__Stated problem__. How many lines in the listing below include the word "datarian"? Answer with the number and nothing else.

□ □ □ □

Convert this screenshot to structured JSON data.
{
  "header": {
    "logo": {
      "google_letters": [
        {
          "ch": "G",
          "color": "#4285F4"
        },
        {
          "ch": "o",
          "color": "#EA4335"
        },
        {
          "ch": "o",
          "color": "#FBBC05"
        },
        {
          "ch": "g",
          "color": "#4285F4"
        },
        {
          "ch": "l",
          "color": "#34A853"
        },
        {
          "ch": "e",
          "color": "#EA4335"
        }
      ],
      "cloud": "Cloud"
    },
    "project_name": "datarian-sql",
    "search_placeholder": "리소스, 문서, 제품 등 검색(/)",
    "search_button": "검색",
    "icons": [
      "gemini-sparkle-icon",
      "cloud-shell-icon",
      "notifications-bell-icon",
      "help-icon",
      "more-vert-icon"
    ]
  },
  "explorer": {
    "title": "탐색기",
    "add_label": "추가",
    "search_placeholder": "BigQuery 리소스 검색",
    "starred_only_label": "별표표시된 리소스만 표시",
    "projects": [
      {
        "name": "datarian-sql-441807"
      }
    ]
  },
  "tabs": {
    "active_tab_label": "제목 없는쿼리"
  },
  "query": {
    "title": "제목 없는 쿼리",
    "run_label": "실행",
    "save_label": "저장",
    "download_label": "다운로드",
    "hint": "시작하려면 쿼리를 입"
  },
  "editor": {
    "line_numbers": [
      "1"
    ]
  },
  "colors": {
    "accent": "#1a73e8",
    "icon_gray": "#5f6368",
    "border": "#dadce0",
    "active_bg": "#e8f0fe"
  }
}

□ □ □ □

__Response to the task__. 2